I giovani, dice Fontana, sono abbandonati a una "beata solitudo". Esiste come una forza oscura che ci protegge dal futuro, dal cambiamento, dalla rifomulazione e dalla messa in discussione in senso sperimentale dei canoni tradizionali e tipici su cui si struttura la conservazione culturale e asfittica, di cui Milano soffre: come disse un dirigente del regime dittatoriale di Salazar a proposito della forza populisitca del proprio duce, come ricorda Filippo Del Corno, musicista di dimensioni rilevanti.Ha ragione Del Corno a ricordare come la cultura conservativa di un Carrubba avesse ingessato la proposta culturale: ma pur sempre di proposta si poteva parlare. Oggi non esiste proposta, come non esiste la dimensione di una cultura come basamento fondativo di una società libera, dell'ascolto, del confronto, della solidarietà, della tolleranza, della giustizia. Dell'uomo al centro dello sviluppo: della sostenibilità del sistema, come lo è un'opera architettonica, come lo è un'opera urbanistica, come lo è un quadro, che fa pensare, che rende lo spettatore conoscitore del proprio io in relazione al resto della realtà. Non si riesce a comprendere a Milano quanto la cultura possa essere fonte di investimento, ossia di opportunità di trasformazione urbana e di arricchimento economico e sociale della città, nell'età del post fordismo, del post industrialismo, delle aree dismesse. Esistono a Milano centri di eccellenza? Strutture atte a ospitare grandi eventi continuativi e costanti, programmatici, di arte e di cultura mondiale: non esistono spazi, ha ragione e convergo con l'assessora alla cultura della Provincia di Milano, Daniela Benelli. Dove sono gli investimenti nelle risorse umane e intellettuali che compongono lo scenario culturale e artistico? Non esistono opportunità e garanzie per chi vuole diventare protagonista del mondo dell'arte, di un grande progetto di trasformazione della città e in un'ottica di valorizzazione del terrtorio, dei territori, delle loro sociologie, di comprensione della sua caratteristica civica e politica. Il bene stare è anche sinonimo di bene vivere: ossia è sinonimo di un percorso che rende la città vivibile, a musira d'uomo, socialmente e umanamente sostenibile.

──────

__CONSEGNA__: Quale incarico ricopre Daniela Benelli secondo il brano sulla cultura a Milano? Le voci riportate di seguito non hanno alcun rapporto con il brano sulla cultura a Milano.

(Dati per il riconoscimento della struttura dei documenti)
──────

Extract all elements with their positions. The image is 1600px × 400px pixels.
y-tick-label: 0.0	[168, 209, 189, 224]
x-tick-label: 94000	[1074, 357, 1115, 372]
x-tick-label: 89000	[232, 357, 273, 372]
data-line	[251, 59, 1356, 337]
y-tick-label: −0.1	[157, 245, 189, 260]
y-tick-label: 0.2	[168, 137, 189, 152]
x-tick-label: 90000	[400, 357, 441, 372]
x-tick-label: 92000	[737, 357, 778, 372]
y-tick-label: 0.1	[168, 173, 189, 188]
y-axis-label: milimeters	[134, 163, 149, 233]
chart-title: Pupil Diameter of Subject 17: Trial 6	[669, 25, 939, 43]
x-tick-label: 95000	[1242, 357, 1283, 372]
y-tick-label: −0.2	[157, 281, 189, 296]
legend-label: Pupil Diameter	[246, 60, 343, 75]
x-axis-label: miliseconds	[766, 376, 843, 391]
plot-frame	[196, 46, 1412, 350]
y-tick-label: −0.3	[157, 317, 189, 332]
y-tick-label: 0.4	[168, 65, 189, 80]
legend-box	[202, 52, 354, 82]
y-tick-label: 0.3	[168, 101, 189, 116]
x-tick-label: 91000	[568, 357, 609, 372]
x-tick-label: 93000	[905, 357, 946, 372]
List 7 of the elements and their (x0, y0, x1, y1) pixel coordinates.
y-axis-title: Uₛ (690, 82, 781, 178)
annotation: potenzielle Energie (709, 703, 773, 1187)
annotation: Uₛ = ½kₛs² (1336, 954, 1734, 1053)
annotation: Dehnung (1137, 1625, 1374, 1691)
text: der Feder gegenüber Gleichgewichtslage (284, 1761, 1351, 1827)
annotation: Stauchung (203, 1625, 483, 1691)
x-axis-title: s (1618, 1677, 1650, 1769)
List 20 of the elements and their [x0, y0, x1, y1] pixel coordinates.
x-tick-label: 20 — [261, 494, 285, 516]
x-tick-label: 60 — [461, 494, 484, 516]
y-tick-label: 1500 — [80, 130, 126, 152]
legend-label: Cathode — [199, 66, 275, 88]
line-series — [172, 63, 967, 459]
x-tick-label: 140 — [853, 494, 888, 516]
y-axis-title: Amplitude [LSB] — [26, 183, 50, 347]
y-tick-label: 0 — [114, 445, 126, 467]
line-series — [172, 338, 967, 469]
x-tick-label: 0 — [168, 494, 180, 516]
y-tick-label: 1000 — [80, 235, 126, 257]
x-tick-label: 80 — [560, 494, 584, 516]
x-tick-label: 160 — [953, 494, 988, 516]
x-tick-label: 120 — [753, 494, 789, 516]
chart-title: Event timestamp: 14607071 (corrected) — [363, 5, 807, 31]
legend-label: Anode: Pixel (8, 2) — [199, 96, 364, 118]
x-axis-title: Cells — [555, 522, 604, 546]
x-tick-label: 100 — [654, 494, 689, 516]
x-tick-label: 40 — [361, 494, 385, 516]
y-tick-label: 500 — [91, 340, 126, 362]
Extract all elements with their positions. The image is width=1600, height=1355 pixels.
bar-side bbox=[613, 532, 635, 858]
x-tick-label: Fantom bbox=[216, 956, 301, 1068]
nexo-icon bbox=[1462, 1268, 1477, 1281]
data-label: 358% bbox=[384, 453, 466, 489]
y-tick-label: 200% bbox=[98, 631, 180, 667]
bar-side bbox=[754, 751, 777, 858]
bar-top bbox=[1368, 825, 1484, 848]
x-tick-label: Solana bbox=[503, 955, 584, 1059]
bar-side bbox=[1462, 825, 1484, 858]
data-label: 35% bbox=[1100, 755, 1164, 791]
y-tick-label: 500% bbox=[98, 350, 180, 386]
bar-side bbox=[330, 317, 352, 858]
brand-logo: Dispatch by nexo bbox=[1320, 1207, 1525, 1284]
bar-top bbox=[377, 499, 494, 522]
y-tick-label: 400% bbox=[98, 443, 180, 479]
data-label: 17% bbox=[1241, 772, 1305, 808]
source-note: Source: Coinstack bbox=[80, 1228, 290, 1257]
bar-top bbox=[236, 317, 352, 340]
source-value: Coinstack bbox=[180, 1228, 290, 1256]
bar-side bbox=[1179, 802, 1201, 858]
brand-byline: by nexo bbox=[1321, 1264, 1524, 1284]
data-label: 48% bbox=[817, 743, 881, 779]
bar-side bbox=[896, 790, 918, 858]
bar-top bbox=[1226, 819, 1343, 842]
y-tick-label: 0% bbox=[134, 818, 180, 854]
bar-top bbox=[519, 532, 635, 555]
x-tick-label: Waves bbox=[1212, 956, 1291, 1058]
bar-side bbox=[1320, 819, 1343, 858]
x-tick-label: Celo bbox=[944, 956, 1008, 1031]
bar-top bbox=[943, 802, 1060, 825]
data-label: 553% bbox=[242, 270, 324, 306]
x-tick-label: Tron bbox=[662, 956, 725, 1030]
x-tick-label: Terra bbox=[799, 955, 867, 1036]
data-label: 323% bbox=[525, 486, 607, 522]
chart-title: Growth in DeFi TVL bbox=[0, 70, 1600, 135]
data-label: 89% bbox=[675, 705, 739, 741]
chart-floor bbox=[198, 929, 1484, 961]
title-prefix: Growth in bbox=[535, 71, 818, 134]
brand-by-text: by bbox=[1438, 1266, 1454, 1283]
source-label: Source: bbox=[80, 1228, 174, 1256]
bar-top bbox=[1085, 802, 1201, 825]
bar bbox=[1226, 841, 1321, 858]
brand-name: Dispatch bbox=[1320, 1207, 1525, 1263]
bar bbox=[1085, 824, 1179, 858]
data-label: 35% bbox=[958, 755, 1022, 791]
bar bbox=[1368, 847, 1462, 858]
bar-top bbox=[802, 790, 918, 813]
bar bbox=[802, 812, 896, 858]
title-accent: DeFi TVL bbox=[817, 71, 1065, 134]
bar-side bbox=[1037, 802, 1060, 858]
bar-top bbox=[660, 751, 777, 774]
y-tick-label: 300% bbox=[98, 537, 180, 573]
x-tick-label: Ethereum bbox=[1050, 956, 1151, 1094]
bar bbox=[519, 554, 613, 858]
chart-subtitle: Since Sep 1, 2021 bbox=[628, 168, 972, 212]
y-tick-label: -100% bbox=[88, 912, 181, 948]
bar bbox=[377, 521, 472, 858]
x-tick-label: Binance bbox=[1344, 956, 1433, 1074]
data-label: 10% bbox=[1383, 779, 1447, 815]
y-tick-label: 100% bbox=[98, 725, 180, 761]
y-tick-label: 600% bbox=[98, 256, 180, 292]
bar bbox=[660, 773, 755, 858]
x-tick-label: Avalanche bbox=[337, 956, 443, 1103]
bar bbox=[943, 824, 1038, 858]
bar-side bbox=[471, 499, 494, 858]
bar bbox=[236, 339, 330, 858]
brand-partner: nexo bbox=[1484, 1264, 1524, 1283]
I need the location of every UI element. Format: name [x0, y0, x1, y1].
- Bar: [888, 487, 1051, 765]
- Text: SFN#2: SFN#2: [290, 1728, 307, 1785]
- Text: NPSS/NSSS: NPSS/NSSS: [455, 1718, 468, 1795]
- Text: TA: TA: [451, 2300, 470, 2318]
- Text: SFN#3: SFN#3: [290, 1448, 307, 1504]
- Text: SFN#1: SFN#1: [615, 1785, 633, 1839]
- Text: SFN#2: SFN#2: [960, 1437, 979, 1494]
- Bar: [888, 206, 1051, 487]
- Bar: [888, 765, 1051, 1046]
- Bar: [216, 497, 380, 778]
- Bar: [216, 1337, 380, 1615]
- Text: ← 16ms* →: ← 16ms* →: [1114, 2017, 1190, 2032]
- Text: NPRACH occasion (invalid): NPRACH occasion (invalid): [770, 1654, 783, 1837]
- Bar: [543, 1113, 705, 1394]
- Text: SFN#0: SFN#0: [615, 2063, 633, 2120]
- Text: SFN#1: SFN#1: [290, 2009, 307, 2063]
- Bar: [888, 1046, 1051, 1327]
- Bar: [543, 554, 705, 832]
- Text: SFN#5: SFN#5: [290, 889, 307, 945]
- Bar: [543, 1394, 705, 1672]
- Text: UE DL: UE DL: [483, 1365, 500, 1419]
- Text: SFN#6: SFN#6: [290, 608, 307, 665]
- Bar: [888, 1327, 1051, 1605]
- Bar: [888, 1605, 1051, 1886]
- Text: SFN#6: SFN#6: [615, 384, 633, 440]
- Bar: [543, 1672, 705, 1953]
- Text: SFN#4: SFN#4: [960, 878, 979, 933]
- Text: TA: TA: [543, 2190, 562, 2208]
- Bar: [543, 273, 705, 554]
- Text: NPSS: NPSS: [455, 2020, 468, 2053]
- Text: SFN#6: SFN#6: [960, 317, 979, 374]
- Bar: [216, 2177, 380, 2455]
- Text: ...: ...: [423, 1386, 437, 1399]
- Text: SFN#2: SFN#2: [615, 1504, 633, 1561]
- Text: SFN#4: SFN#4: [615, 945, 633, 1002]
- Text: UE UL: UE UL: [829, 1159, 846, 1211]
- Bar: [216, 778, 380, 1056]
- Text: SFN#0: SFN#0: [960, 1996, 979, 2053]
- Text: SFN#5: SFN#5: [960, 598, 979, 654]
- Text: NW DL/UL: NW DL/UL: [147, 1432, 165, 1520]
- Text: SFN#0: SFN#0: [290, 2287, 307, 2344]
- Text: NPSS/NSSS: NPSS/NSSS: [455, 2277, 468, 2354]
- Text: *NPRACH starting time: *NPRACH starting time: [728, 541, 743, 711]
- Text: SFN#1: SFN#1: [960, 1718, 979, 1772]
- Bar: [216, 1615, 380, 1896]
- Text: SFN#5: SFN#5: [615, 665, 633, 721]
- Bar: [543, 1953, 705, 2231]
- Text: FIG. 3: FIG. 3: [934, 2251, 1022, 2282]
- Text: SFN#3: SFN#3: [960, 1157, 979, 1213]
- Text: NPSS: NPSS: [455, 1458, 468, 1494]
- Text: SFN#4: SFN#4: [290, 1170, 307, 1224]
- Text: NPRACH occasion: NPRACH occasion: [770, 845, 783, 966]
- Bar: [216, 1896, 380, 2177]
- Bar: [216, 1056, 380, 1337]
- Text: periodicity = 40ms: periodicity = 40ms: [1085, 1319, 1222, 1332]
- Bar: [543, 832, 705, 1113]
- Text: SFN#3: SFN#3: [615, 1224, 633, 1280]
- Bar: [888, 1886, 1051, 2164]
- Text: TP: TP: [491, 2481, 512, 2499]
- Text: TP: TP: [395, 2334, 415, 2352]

──────

__SOLUZIONE__: È l'assessora alla cultura della Provincia di Milano.